[Stored items]
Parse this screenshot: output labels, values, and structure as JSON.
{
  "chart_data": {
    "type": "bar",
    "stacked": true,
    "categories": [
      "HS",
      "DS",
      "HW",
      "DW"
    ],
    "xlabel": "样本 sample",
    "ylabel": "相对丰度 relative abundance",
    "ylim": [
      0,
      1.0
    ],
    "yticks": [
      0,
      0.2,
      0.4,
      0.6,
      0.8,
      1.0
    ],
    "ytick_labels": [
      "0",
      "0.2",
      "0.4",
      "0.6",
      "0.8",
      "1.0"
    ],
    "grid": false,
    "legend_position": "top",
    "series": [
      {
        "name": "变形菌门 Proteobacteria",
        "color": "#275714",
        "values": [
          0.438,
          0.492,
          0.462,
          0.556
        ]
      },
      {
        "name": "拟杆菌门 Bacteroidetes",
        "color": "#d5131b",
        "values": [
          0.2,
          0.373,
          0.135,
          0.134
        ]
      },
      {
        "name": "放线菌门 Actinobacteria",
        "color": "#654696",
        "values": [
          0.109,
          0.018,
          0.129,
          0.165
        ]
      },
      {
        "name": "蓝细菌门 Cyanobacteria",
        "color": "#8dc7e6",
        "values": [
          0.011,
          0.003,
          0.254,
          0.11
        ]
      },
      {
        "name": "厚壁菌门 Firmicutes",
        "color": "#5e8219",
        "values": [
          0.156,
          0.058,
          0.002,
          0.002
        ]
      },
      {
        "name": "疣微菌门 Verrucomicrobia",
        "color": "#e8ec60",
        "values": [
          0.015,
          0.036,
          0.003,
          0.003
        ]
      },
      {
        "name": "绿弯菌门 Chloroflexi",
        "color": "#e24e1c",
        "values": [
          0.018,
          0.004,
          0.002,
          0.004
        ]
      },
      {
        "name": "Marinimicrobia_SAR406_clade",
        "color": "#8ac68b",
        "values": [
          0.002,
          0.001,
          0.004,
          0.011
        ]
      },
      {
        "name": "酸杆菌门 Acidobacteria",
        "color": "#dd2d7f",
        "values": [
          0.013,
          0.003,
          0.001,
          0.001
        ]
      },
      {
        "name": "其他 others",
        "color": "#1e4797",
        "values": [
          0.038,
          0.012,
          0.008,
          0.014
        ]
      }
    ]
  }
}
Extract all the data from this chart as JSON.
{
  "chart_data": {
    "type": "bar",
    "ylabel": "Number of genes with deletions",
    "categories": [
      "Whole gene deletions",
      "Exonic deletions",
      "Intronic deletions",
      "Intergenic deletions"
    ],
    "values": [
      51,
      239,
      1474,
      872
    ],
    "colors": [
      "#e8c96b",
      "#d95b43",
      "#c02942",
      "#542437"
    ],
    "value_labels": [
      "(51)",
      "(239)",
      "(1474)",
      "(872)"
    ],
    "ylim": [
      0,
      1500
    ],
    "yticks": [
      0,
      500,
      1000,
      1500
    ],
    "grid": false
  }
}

■ **What this task involves**: Please set down exactly the lines running from the one with "Extract all the data from this chart as JSON." to the last line of the entries above, both of them included, and no others.

■ **Answer below**:
Extract all the data from this chart as JSON.
{
  "chart_data": {
    "type": "bar",
    "ylabel": "Number of genes with deletions",
    "categories": [
      "Whole gene deletions",
      "Exonic deletions",
      "Intronic deletions",
      "Intergenic deletions"
    ],
    "values": [
      51,
      239,
      1474,
      872
    ],
    "colors": [
      "#e8c96b",
      "#d95b43",
      "#c02942",
      "#542437"
    ],
    "value_labels": [
      "(51)",
      "(239)",
      "(1474)",
      "(872)"
    ],
    "ylim": [
      0,
      1500
    ],
    "yticks": [
      0,
      500,
      1000,
      1500
    ],
    "grid": false
  }
}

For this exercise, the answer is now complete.